*Directive:*
Examine each line of the data. Copy those that contain the string "زنده".

○ ○ ○

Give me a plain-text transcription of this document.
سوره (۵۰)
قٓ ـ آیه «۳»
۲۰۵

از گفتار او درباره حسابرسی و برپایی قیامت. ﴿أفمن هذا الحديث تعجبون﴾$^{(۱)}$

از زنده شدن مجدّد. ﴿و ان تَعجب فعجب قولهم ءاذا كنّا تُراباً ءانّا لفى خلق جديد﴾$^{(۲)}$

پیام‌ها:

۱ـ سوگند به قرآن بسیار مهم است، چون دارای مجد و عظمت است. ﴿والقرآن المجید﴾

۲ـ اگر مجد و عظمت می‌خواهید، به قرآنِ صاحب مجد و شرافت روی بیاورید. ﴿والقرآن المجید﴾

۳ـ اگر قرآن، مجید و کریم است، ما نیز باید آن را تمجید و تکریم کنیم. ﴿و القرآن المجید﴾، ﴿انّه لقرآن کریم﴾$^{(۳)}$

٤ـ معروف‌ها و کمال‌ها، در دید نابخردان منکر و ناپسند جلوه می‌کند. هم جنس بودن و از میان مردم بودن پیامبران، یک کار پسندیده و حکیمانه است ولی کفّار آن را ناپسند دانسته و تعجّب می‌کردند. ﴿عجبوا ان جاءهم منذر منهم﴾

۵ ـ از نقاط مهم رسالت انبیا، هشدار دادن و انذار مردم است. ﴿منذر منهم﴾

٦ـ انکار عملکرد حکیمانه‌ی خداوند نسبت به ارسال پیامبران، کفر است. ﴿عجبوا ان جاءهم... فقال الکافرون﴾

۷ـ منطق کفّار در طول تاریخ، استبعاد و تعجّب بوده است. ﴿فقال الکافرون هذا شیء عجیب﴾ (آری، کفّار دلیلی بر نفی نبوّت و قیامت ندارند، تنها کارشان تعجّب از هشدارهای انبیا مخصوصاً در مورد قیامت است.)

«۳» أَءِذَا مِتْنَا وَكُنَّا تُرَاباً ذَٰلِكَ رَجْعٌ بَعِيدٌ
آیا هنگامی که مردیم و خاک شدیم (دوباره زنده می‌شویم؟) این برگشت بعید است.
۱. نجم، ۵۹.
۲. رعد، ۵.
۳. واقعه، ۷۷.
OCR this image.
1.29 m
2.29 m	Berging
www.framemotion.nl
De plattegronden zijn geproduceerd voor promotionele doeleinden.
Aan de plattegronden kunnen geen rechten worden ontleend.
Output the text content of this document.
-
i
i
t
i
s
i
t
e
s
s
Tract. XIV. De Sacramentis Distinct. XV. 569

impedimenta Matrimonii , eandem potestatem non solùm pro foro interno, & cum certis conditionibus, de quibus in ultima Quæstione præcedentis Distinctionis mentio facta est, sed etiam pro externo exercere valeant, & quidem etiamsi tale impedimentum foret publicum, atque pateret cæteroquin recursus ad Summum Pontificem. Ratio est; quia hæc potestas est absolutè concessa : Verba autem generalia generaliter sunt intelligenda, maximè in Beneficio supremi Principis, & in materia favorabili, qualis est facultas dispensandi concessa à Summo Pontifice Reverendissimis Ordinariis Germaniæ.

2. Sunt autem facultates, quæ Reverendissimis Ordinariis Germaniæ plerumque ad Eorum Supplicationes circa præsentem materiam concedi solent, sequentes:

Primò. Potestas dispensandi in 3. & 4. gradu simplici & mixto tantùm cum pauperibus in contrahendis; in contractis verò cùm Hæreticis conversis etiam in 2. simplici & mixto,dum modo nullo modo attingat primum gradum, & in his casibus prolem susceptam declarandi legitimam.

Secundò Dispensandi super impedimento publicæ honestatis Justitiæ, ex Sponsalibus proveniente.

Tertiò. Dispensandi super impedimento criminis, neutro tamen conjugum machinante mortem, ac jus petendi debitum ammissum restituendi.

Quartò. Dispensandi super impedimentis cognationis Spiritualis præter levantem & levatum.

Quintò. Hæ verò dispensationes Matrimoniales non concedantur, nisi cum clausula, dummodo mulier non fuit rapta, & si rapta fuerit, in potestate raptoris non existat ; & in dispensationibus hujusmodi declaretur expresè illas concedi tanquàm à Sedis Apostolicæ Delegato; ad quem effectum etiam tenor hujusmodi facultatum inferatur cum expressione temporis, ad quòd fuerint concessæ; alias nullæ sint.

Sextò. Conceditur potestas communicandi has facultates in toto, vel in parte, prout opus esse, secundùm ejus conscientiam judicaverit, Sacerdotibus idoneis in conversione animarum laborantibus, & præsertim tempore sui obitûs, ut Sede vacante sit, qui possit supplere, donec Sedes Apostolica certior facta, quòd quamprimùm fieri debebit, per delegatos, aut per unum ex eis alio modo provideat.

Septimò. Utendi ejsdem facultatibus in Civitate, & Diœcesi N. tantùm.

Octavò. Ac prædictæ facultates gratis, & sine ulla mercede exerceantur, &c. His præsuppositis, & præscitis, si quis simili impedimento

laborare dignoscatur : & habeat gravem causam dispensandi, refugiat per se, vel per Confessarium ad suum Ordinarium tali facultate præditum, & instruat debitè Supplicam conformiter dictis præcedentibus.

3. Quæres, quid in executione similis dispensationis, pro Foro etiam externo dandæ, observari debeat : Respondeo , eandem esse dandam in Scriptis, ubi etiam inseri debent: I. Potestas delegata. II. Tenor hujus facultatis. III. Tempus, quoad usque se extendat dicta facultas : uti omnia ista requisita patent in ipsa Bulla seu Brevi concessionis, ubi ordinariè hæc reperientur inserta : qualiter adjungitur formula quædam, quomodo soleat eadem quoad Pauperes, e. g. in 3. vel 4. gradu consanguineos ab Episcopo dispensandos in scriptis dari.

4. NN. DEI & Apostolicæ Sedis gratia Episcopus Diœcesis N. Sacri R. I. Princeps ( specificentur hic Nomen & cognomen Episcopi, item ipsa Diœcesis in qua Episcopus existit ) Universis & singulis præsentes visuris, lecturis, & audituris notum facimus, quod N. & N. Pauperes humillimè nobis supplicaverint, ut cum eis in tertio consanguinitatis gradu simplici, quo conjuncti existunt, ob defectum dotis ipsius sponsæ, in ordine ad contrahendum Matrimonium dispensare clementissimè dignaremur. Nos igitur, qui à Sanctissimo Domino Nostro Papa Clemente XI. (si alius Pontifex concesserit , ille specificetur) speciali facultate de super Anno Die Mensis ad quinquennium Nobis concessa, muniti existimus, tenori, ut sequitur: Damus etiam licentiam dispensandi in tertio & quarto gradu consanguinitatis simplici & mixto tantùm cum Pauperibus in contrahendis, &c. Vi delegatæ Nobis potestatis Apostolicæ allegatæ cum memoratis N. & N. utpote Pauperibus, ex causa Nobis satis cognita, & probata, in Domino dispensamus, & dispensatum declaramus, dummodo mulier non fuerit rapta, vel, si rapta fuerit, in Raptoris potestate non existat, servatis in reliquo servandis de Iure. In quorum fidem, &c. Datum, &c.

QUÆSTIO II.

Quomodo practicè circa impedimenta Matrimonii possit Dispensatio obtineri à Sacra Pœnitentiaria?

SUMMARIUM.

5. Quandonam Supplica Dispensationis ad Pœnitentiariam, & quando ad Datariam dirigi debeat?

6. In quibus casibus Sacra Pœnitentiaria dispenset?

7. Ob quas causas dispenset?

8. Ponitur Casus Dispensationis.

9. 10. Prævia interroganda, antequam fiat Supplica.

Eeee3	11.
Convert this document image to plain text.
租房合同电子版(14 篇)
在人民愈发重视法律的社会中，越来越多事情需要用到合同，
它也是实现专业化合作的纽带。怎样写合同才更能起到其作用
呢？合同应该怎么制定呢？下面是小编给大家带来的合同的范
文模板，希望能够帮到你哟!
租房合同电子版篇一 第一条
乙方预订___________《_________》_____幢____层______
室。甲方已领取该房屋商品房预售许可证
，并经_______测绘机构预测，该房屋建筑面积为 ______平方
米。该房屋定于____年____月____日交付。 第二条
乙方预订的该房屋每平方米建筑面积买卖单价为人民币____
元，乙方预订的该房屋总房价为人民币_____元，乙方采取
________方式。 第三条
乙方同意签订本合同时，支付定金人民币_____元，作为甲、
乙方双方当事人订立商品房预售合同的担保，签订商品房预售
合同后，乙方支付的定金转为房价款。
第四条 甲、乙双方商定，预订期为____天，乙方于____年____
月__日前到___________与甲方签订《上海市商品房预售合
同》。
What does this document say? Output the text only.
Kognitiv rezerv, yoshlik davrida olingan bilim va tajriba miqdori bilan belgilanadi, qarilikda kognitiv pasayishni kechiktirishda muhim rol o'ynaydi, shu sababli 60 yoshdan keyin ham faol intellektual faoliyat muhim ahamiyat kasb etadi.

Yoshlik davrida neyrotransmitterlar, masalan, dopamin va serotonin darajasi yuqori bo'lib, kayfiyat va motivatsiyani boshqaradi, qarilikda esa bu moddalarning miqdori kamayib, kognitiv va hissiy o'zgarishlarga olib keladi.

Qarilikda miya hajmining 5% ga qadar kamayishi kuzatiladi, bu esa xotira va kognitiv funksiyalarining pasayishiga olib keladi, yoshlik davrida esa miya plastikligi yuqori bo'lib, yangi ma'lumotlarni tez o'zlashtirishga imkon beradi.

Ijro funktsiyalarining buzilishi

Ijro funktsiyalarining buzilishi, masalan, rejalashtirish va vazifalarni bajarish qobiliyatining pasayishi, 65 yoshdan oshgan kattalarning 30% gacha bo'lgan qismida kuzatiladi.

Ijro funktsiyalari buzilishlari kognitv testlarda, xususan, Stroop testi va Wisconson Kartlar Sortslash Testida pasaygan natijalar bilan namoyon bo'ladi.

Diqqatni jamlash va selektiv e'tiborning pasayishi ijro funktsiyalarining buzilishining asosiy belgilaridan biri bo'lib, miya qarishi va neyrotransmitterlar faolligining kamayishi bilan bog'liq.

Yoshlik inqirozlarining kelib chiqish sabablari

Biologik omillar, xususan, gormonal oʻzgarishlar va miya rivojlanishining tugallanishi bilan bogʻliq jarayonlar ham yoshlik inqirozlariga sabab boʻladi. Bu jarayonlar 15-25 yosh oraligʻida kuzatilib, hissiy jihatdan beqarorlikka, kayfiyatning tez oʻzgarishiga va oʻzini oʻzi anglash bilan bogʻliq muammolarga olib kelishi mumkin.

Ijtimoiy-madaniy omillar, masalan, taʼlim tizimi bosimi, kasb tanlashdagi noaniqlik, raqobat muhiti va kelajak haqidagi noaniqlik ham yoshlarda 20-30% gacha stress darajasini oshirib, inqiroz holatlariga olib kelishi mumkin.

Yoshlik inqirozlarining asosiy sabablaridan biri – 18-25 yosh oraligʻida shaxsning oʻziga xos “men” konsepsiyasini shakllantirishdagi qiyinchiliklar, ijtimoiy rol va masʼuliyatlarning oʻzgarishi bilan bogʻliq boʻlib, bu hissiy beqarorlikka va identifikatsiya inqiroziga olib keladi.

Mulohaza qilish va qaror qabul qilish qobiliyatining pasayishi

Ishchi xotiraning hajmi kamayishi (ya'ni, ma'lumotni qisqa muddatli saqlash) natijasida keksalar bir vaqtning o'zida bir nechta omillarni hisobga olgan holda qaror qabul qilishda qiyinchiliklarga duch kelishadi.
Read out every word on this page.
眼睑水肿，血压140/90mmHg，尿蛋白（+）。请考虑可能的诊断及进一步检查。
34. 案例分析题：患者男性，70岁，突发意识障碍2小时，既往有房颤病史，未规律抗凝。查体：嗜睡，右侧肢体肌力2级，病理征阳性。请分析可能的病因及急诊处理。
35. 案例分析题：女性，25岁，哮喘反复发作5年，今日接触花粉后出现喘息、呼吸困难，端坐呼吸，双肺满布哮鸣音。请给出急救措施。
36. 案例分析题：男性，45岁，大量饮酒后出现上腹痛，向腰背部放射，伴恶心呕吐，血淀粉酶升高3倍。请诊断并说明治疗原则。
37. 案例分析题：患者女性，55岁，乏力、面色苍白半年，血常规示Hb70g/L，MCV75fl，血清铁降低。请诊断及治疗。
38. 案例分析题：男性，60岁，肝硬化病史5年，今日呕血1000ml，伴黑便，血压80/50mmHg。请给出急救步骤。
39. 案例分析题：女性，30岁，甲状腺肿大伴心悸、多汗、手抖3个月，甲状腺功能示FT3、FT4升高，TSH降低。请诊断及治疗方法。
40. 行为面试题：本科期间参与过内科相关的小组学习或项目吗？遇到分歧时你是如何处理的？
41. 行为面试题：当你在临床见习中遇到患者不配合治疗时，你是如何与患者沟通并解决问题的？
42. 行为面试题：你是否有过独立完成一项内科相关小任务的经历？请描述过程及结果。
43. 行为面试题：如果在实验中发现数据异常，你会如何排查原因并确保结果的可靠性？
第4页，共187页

○ ○ ○

*Reply to the task:*
از زنده شدن مجدّد. ﴿و ان تَعجب فعجب قولهم ءاذا كنّا تُراباً ءانّا لفى خلق جديد﴾$^{(۲)}$
آیا هنگامی که مردیم و خاک شدیم (دوباره زنده می‌شویم؟) این برگشت بعید است.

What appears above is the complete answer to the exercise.